_Task objective:_ Scan the data. Collect each line that contains the word "JSON".
--- start Task data ---
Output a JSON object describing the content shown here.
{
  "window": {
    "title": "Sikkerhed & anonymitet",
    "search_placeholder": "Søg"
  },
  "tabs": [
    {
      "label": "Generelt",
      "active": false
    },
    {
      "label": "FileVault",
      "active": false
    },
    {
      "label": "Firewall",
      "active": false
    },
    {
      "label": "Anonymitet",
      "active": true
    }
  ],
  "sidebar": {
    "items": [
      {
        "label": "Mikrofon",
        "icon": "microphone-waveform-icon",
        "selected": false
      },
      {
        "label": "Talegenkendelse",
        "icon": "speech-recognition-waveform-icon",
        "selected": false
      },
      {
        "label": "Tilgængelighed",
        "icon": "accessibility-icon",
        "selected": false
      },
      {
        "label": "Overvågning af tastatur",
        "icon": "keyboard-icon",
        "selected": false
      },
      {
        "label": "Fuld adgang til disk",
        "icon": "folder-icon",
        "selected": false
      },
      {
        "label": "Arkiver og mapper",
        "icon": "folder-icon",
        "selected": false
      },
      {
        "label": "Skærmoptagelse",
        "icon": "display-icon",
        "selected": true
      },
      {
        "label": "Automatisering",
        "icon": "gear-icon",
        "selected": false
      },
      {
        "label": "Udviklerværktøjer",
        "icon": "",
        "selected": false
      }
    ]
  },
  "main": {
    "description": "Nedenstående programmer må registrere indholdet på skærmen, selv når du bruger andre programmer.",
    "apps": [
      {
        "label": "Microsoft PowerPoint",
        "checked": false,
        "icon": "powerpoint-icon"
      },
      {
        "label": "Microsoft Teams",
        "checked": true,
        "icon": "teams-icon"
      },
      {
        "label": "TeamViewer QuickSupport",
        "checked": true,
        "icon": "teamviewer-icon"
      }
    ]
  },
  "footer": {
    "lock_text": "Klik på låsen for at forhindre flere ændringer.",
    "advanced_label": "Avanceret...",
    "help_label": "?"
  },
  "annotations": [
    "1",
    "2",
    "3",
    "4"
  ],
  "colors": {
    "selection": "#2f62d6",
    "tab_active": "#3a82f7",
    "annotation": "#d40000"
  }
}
--- end Task data ---
--- start Task data ---
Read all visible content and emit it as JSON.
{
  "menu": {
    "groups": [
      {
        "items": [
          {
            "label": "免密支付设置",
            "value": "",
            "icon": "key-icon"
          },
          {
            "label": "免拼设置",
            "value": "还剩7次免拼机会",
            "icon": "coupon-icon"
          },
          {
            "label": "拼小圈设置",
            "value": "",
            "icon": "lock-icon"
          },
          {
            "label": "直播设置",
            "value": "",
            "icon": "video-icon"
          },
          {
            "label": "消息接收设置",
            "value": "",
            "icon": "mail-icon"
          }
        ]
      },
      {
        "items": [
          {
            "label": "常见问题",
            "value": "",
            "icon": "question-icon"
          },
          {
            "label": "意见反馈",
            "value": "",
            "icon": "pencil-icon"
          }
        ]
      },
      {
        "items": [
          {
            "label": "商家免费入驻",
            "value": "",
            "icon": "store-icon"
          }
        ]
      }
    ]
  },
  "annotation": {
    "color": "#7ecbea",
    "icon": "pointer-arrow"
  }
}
--- end Task data ---
_Exercise solution:_
Output a JSON object describing the content shown here.
Read all visible content and emit it as JSON.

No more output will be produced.